OBJECTIVE. Copy every line from the records below that holds the word "family".

Extracted records
::::
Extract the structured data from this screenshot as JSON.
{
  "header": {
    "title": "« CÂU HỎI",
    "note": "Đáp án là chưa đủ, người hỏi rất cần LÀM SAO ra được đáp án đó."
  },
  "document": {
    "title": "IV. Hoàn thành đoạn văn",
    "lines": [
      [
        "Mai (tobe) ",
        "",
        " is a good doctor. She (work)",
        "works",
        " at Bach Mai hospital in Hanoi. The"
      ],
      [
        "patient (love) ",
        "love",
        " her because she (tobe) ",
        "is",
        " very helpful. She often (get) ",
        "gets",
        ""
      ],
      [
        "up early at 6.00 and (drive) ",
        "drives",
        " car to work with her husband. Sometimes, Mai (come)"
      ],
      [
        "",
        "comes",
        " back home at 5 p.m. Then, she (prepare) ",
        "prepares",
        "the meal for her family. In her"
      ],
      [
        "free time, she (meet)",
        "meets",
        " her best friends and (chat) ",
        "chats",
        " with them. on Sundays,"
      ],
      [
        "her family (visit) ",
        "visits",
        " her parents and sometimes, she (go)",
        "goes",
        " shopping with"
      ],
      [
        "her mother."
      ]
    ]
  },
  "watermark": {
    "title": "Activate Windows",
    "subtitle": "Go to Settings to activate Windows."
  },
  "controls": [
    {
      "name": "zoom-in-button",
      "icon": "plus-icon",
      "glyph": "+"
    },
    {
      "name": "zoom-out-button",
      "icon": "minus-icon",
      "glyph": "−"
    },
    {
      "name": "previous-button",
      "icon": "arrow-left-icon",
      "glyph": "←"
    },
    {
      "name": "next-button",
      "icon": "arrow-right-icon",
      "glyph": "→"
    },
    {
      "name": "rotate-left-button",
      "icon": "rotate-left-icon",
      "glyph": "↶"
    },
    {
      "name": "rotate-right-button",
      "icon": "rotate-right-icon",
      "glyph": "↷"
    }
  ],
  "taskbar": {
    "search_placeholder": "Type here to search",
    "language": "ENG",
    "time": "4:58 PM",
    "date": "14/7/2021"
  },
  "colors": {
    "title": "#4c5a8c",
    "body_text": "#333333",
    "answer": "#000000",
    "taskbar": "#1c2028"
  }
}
::::
WRITTEN ANSWER.
        "the meal for her family. In her"
        "her family (visit) ",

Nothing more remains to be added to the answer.